:: WRITTEN PROBLEM ::
Read the listing below and copy out every line that holds "Create".

:: EXERCISE MATERIALS ::
* * * * * * *

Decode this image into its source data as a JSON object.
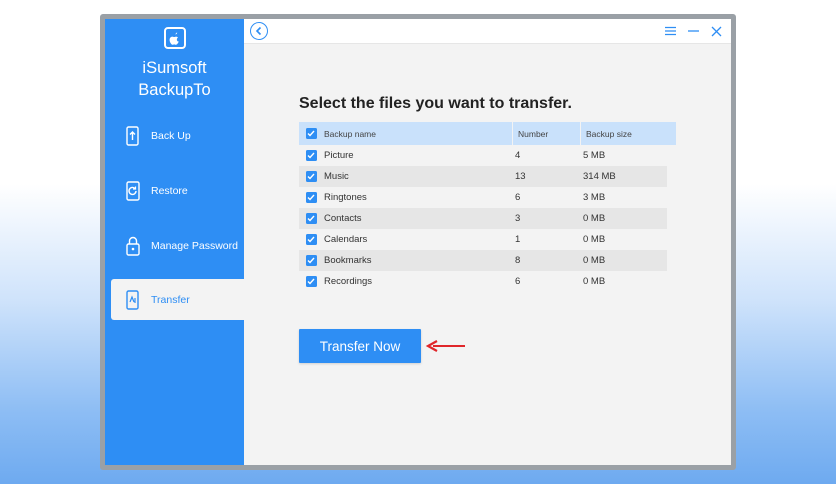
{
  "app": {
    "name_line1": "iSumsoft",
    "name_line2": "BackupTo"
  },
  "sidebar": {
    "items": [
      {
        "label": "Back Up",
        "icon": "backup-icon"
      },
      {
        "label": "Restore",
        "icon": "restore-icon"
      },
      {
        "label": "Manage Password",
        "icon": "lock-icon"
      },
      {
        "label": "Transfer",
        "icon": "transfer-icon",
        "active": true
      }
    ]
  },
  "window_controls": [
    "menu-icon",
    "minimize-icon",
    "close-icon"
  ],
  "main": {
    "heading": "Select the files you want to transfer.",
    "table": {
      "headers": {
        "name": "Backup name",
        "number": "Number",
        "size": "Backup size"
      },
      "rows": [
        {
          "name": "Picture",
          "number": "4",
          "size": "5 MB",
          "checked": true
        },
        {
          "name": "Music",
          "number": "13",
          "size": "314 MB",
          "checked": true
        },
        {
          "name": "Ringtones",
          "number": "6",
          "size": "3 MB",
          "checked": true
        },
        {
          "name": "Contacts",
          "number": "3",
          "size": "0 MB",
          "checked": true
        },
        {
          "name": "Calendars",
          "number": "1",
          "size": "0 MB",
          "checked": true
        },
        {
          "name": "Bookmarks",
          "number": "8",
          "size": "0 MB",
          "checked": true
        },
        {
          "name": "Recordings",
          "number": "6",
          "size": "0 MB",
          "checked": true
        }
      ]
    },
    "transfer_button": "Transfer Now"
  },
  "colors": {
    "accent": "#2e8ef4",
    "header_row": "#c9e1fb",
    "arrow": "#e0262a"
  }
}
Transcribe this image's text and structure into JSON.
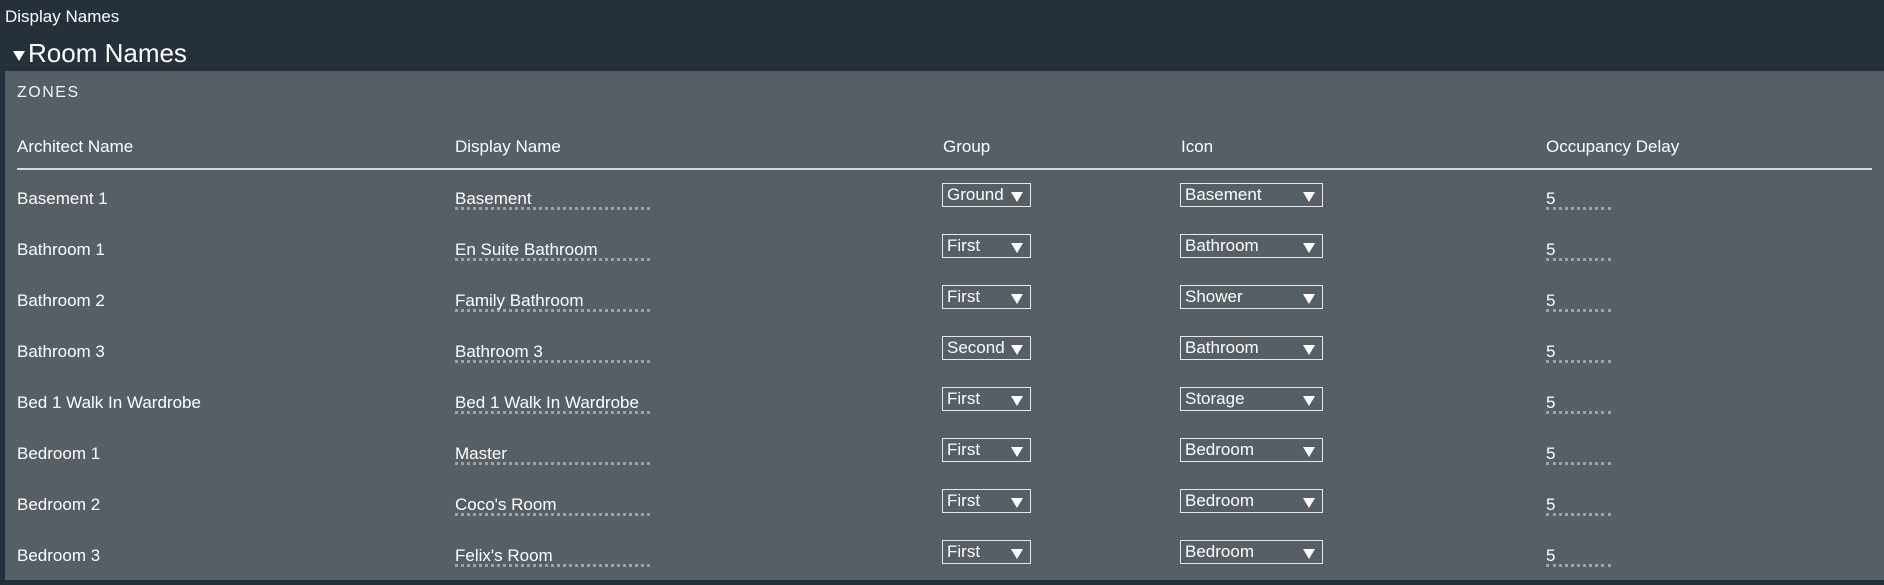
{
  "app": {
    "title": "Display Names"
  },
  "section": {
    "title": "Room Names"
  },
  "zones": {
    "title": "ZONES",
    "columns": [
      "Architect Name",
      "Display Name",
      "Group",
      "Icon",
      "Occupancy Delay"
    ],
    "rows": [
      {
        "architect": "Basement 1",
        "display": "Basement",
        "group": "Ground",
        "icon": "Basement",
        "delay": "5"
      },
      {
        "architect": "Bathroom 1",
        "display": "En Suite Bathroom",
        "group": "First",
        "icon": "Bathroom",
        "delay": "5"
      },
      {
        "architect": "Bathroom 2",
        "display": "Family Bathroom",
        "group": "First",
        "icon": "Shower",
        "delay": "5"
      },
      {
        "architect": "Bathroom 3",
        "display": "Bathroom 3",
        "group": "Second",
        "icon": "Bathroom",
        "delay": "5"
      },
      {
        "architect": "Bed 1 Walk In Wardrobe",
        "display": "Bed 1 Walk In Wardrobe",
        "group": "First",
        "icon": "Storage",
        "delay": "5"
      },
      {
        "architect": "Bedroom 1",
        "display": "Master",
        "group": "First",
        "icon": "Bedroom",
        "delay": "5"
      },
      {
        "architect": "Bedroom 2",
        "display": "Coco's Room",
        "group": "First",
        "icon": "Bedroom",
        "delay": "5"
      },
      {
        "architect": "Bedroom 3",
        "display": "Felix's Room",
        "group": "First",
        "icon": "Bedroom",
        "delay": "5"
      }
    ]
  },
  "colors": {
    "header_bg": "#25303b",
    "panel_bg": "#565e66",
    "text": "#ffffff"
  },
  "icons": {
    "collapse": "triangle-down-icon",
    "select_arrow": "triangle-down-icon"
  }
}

* * * * * * *

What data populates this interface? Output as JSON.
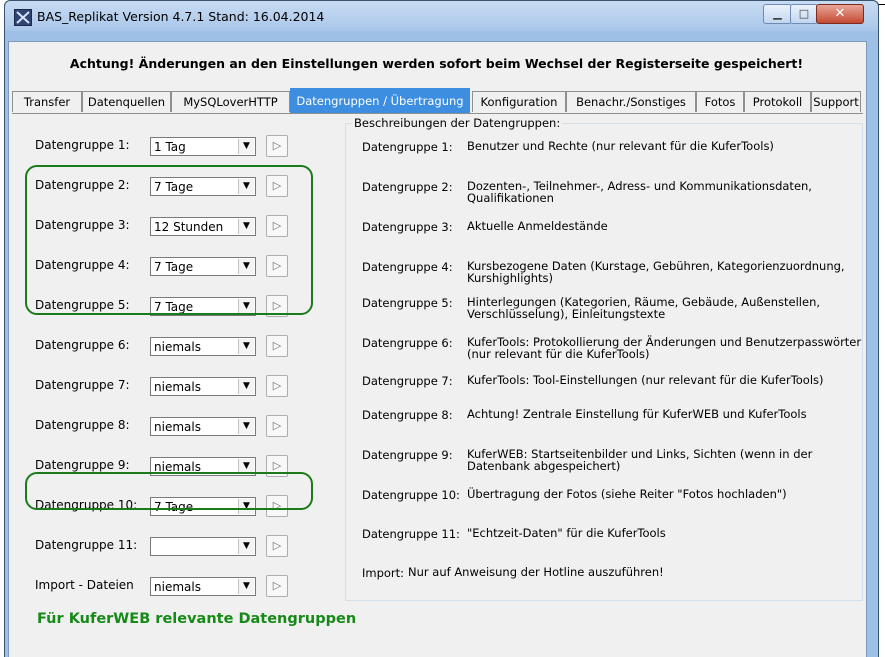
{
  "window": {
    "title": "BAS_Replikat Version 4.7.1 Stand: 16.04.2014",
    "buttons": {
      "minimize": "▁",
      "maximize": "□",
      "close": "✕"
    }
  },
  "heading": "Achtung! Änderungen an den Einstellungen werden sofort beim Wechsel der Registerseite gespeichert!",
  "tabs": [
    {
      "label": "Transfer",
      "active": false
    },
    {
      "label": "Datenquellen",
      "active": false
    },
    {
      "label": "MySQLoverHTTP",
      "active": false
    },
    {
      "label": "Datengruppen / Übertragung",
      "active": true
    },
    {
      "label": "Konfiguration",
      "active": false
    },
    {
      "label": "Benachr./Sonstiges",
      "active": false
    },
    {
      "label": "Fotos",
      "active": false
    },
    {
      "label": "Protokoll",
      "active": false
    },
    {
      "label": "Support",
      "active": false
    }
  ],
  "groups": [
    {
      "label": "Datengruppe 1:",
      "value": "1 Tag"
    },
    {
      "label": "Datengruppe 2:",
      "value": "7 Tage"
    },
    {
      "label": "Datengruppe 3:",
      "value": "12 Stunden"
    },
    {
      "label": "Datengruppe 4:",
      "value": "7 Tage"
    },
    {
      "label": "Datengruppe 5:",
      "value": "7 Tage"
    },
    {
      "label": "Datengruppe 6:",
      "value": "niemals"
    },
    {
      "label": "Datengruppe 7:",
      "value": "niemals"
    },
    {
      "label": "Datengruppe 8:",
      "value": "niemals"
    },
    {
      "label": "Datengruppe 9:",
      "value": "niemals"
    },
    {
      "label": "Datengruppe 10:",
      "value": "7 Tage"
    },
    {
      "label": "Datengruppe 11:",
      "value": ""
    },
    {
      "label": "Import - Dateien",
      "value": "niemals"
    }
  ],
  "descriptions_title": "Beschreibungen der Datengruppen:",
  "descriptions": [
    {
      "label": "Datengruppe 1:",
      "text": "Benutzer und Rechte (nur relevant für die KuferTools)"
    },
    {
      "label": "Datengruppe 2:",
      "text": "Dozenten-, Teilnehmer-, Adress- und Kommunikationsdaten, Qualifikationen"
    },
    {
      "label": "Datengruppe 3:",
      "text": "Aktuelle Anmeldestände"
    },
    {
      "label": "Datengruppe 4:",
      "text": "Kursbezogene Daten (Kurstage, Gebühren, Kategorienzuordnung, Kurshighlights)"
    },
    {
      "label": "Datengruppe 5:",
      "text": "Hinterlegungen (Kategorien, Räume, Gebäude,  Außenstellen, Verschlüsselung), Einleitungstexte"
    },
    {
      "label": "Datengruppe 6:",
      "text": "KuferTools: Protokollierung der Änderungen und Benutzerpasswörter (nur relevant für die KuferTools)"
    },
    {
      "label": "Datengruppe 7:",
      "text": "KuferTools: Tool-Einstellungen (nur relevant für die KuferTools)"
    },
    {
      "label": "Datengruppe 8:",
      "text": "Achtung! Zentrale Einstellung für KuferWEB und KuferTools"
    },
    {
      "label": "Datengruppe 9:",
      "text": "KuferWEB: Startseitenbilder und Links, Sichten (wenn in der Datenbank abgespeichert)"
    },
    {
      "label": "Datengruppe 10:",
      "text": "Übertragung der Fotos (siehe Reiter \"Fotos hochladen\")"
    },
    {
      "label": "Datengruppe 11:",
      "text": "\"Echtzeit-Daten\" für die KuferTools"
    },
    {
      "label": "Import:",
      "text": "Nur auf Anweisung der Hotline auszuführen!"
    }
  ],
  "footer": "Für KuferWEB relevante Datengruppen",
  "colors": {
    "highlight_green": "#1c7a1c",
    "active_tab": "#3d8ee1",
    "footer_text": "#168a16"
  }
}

* * * * * * *

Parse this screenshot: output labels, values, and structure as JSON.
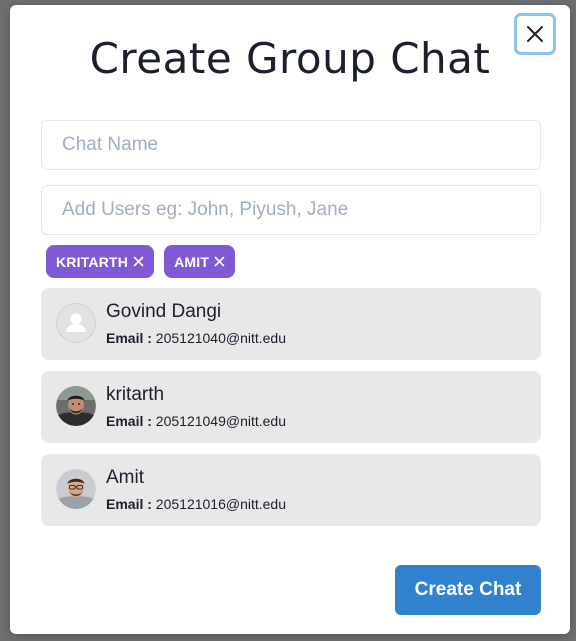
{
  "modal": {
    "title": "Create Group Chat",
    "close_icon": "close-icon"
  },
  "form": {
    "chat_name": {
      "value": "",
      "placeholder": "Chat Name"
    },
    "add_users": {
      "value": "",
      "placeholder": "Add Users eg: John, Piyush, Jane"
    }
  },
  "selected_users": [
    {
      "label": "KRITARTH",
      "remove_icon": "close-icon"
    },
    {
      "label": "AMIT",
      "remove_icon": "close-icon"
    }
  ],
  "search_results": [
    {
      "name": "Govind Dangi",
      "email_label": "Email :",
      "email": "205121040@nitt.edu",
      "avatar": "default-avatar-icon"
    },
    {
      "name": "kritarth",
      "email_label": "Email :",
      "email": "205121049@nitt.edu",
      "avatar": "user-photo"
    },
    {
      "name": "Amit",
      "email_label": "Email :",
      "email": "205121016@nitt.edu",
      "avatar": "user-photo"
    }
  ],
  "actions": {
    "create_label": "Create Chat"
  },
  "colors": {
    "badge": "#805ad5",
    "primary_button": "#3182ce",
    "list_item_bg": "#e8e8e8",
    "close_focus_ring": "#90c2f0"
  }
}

* * * * * * *

:: RESULT ::
    "title": "Create Group Chat",
    "create_label": "Create Chat"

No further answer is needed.